-------- Task material
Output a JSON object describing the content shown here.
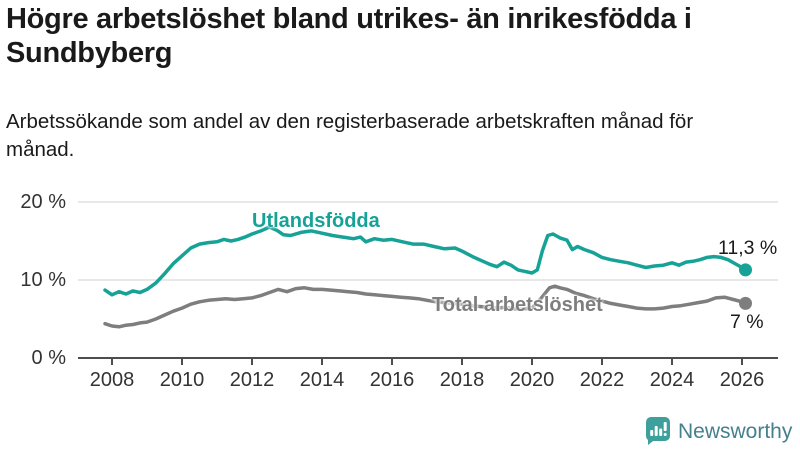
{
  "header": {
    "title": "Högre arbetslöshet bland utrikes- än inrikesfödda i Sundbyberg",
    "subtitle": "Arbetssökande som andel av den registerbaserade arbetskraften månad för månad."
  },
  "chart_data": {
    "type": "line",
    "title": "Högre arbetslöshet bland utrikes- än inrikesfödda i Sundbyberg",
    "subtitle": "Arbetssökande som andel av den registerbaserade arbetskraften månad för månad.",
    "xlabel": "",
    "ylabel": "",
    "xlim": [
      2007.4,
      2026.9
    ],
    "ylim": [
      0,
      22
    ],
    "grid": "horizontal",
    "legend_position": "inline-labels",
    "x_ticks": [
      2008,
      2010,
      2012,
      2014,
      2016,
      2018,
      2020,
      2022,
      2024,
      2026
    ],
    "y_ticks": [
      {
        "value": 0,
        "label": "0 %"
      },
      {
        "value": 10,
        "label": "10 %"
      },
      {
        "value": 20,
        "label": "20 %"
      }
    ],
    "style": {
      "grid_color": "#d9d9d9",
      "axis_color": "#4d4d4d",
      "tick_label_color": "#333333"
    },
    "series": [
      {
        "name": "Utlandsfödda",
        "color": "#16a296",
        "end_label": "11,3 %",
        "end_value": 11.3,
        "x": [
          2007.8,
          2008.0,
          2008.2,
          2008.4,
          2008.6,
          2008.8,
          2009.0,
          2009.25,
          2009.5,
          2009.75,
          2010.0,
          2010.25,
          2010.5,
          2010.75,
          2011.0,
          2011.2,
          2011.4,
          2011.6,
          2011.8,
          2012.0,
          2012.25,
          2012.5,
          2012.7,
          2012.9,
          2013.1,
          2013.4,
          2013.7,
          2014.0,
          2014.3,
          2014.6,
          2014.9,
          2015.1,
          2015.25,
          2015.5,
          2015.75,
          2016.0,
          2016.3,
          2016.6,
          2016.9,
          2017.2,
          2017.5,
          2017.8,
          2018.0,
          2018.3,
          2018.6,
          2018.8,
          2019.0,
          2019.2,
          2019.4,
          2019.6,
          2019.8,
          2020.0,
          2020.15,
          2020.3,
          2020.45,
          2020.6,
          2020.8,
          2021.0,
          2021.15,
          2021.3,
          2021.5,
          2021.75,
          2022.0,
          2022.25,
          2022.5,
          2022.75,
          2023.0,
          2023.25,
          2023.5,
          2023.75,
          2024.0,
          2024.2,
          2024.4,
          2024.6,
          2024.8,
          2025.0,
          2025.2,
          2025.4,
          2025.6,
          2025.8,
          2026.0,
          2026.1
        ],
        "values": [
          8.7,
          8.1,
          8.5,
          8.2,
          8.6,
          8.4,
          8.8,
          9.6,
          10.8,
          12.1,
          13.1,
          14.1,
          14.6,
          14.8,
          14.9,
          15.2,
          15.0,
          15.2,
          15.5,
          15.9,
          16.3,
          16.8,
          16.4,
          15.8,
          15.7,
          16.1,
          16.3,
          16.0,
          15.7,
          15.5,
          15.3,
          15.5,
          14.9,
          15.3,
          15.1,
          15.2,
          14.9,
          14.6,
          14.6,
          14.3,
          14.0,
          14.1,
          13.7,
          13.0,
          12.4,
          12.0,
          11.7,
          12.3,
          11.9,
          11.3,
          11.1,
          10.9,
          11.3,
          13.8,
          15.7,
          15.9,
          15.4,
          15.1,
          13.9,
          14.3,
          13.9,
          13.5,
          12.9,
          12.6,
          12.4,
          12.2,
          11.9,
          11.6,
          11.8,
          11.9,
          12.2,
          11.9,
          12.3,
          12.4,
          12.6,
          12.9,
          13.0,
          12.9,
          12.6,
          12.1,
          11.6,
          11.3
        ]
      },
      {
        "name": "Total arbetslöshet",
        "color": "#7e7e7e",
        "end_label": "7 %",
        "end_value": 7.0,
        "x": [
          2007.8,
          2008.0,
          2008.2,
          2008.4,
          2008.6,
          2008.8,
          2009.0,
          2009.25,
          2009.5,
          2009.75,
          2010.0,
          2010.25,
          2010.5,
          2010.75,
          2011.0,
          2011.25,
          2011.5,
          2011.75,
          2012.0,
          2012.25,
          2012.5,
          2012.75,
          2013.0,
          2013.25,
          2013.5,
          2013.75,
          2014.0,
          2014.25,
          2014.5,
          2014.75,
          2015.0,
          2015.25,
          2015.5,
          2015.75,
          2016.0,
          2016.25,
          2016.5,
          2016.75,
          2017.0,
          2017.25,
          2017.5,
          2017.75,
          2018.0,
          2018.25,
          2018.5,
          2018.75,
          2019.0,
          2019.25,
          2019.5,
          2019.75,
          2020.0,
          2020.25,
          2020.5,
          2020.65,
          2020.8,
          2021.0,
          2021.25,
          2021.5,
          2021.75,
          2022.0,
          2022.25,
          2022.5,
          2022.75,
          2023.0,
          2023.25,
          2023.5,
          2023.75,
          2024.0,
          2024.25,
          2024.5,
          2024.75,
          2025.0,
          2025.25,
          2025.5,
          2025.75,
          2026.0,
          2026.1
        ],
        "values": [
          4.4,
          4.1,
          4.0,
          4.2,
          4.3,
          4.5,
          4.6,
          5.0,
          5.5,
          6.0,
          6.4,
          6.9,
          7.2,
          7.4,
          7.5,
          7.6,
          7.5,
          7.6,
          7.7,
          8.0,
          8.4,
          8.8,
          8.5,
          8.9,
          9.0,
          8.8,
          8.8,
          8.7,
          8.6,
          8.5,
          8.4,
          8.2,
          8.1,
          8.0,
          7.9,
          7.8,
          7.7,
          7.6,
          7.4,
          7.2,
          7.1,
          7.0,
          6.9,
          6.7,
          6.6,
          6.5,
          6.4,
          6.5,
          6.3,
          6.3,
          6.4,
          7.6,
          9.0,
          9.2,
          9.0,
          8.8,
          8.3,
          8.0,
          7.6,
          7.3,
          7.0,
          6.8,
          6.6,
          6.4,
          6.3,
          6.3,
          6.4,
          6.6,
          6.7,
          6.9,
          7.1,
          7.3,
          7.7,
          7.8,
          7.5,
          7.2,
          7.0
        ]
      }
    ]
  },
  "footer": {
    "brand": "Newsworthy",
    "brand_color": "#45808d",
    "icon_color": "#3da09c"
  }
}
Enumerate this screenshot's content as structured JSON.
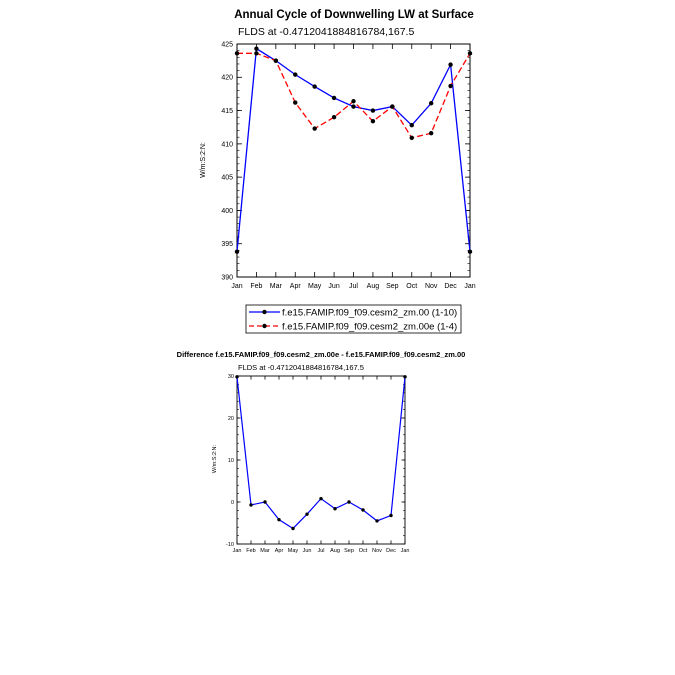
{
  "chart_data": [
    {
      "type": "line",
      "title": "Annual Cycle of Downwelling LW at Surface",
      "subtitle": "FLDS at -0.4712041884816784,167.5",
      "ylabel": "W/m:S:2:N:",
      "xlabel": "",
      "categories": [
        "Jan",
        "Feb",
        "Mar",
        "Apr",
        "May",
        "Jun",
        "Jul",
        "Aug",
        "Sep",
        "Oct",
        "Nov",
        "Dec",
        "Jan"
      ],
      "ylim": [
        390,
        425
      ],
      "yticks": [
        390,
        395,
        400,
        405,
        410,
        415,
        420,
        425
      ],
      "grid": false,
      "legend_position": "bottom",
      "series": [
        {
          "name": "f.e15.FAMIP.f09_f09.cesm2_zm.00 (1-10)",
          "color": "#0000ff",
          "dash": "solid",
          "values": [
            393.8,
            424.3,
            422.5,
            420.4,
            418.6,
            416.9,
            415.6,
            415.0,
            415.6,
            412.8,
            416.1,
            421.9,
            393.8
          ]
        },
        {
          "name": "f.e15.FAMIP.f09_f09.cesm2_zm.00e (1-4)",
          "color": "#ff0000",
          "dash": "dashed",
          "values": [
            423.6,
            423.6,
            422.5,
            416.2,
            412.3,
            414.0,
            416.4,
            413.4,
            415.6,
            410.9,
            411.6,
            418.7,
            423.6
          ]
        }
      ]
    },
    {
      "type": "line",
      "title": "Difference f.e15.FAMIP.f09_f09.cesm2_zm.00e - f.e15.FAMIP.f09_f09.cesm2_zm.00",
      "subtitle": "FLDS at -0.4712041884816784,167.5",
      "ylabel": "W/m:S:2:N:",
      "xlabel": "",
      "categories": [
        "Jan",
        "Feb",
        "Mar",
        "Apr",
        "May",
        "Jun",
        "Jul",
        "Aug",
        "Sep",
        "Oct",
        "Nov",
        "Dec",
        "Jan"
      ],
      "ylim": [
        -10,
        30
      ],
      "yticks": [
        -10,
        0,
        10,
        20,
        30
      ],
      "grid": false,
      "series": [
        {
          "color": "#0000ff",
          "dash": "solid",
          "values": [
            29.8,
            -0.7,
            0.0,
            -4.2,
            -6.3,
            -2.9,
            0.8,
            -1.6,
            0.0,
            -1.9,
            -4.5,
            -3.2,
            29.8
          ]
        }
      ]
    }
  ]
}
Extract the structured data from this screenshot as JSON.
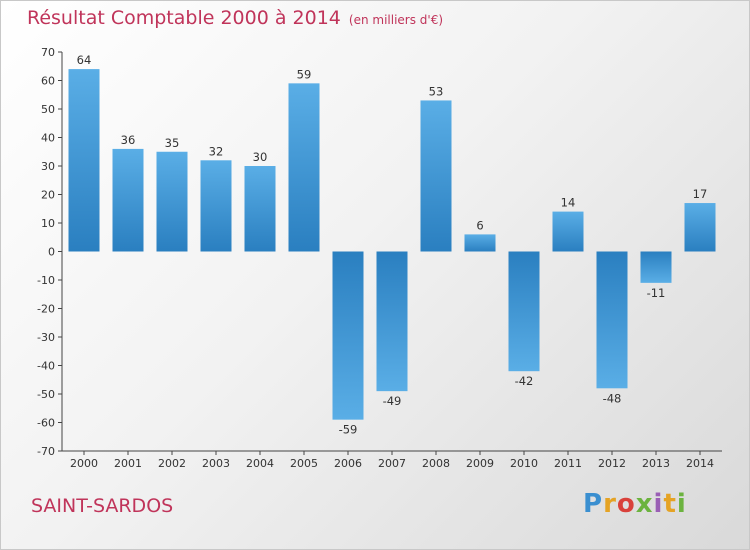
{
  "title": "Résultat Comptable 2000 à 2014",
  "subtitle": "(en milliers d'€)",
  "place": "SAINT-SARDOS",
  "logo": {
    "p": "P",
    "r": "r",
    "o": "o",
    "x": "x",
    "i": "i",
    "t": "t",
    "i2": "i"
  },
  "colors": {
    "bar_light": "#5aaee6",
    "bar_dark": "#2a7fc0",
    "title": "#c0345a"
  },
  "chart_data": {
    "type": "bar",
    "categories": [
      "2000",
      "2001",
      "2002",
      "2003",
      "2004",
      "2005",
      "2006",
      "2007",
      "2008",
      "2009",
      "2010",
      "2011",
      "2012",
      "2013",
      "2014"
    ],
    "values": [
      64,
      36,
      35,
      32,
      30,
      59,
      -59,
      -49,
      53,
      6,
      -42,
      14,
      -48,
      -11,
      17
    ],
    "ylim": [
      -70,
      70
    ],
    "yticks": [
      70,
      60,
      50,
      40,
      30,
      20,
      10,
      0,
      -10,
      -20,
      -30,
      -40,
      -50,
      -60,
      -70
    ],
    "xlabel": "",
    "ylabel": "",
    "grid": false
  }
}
----------------
In the records above, locate every line with the string "this" and copy it.

Enumerate this screenshot's content as structured JSON.
Extract the structured data from this screenshot as JSON.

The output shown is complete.